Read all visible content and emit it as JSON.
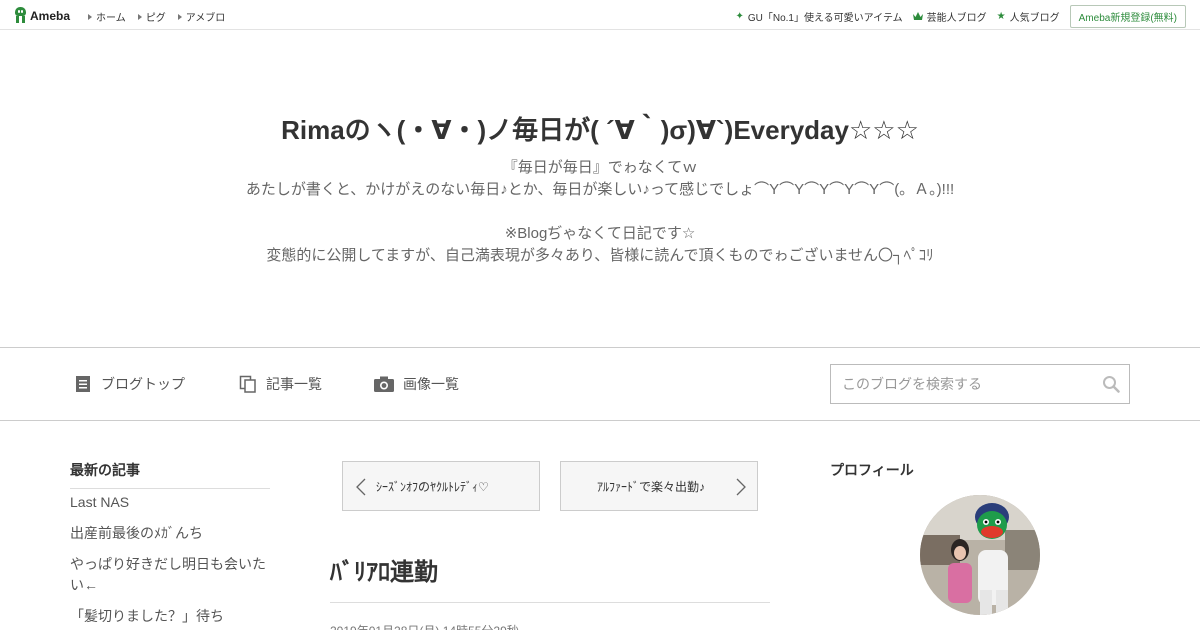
{
  "topbar": {
    "logo_text": "Ameba",
    "nav": [
      "ホーム",
      "ピグ",
      "アメブロ"
    ],
    "links": [
      {
        "icon": "sparkle-icon",
        "label": "GU「No.1」使える可愛いアイテム"
      },
      {
        "icon": "crown-icon",
        "label": "芸能人ブログ"
      },
      {
        "icon": "star-icon",
        "label": "人気ブログ"
      }
    ],
    "signup_label": "Ameba新規登録(無料)"
  },
  "header": {
    "title": "Rimaのヽ(・∀・)ノ毎日が( ´∀｀)σ)∀`)Everyday☆☆☆",
    "desc": [
      "『毎日が毎日』でゎなくてｗ",
      "あたしが書くと、かけがえのない毎日♪とか、毎日が楽しい♪って感じでしょ⌒Y⌒Y⌒Y⌒Y⌒Y⌒(。Ａ。)!!!",
      "",
      "※Blogぢゃなくて日記です☆",
      "変態的に公開してますが、自己満表現が多々あり、皆様に読んで頂くものでゎございません〇┐ﾍﾟｺﾘ"
    ]
  },
  "blognav": {
    "items": [
      "ブログトップ",
      "記事一覧",
      "画像一覧"
    ],
    "search_placeholder": "このブログを検索する"
  },
  "sidebar": {
    "heading": "最新の記事",
    "items": [
      "Last NAS",
      "出産前最後のﾒｶﾞんち",
      "やっぱり好きだし明日も会いたい←",
      "「髪切りました？」待ち"
    ]
  },
  "main": {
    "prev_label": "ｼｰｽﾞﾝｵﾌのﾔｸﾙﾄﾚﾃﾞｨ♡",
    "next_label": "ｱﾙﾌｧｰﾄﾞで楽々出勤♪",
    "entry_title": "ﾊﾞﾘｱﾛ連勤",
    "entry_date": "2019年01月28日(月) 14時55分29秒"
  },
  "profile": {
    "heading": "プロフィール"
  },
  "colors": {
    "ameba_green": "#2d8c3c",
    "text": "#333333",
    "border": "#cccccc"
  }
}
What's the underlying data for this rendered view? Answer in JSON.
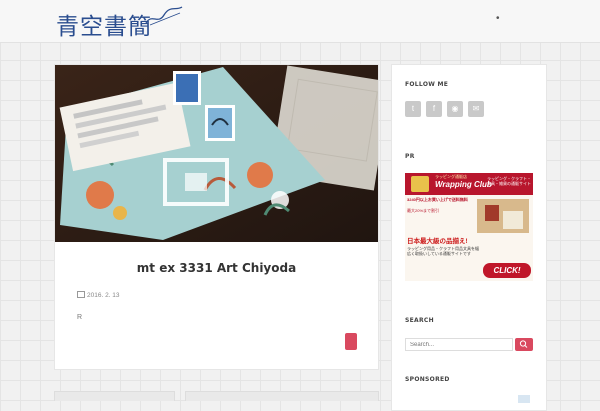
{
  "site": {
    "logo_text": "青空書簡"
  },
  "post": {
    "title": "mt ex 3331 Art Chiyoda",
    "date": "2016. 2. 13",
    "excerpt": "R"
  },
  "sidebar": {
    "follow_title": "FOLLOW ME",
    "social": [
      {
        "icon": "twitter-icon",
        "glyph": "t"
      },
      {
        "icon": "facebook-icon",
        "glyph": "f"
      },
      {
        "icon": "rss-icon",
        "glyph": "◉"
      },
      {
        "icon": "mail-icon",
        "glyph": "✉"
      }
    ],
    "pr_title": "PR",
    "ad": {
      "tag": "ラッピング通販店",
      "brand": "Wrapping Club",
      "headline": "ラッピング・クラフト・文具・雑貨の通販サイト",
      "promo1": "3240円以上お買い上げで送料無料",
      "promo2": "最大20%まで割引",
      "highlight": "日本最大級の品揃え!",
      "desc": "ラッピング用品・クラフト用品文具を幅広く取扱いしている通販サイトです",
      "cta": "CLICK!"
    },
    "search_title": "SEARCH",
    "search_placeholder": "Search...",
    "sponsored_title": "SPONSORED"
  },
  "colors": {
    "accent": "#d9495f",
    "logo": "#2a4d8f"
  }
}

· · ·

Find the word "desc" in the material, then list each line that holds it.

**Solution to this problem**:
    "desc": [
      "desc": "ラッピング用品・クラフト用品文具を幅広く取扱いしている通販サイトです",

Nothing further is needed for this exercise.